▸ WRITTEN PROBLEM
Restate the data word for word and leave the images out.

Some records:
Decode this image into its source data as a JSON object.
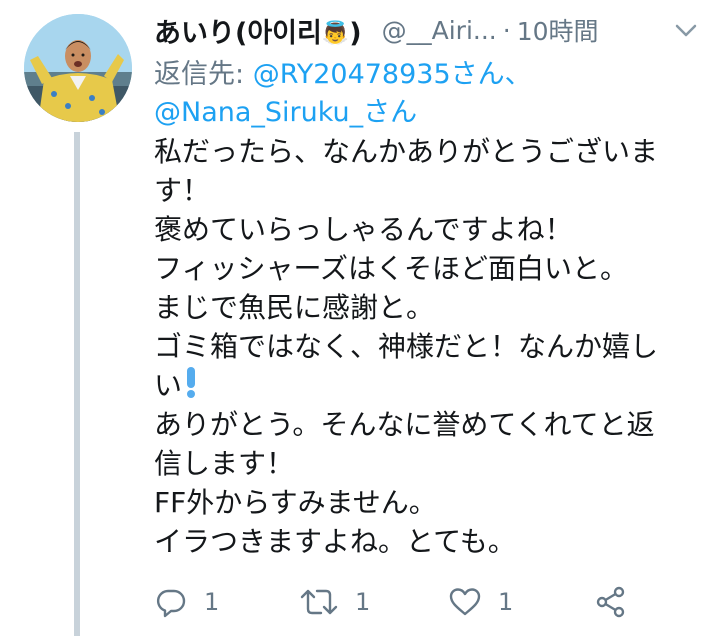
{
  "tweet": {
    "display_name": "あいり(아이리",
    "display_name_emoji": "👼",
    "display_name_close": ")",
    "handle": "@__Airi...",
    "separator": "·",
    "time": "10時間",
    "reply_prefix": "返信先: ",
    "reply_mention_1": "@RY20478935さん",
    "reply_joiner": "、",
    "reply_mention_2": "@Nana_Siruku_さん",
    "body_lines": [
      "私だったら、なんかありがとうございま",
      "す！",
      "褒めていらっしゃるんですよね！",
      "フィッシャーズはくそほど面白いと。",
      "まじで魚民に感謝と。",
      "ゴミ箱ではなく、神様だと！なんか嬉し",
      "い",
      "ありがとう。そんなに誉めてくれてと返",
      "信します！",
      "FF外からすみません。",
      "イラつきますよね。とても。"
    ],
    "body_emoji_after_line_7": "exclamation-emoji"
  },
  "actions": {
    "reply_count": "1",
    "retweet_count": "1",
    "like_count": "1"
  },
  "colors": {
    "accent": "#1da1f2",
    "secondary_text": "#657786",
    "text": "#14171a",
    "thread_line": "#c8d2da"
  }
}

▸ WORKED ANSWER
Decode this image into its source data as a JSON object.
{
  "tweet": {
    "display_name": "あいり(아이리",
    "display_name_emoji": "👼",
    "display_name_close": ")",
    "handle": "@__Airi...",
    "separator": "·",
    "time": "10時間",
    "reply_prefix": "返信先: ",
    "reply_mention_1": "@RY20478935さん",
    "reply_joiner": "、",
    "reply_mention_2": "@Nana_Siruku_さん",
    "body_lines": [
      "私だったら、なんかありがとうございま",
      "す！",
      "褒めていらっしゃるんですよね！",
      "フィッシャーズはくそほど面白いと。",
      "まじで魚民に感謝と。",
      "ゴミ箱ではなく、神様だと！なんか嬉し",
      "い",
      "ありがとう。そんなに誉めてくれてと返",
      "信します！",
      "FF外からすみません。",
      "イラつきますよね。とても。"
    ],
    "body_emoji_after_line_7": "exclamation-emoji"
  },
  "actions": {
    "reply_count": "1",
    "retweet_count": "1",
    "like_count": "1"
  },
  "colors": {
    "accent": "#1da1f2",
    "secondary_text": "#657786",
    "text": "#14171a",
    "thread_line": "#c8d2da"
  }
}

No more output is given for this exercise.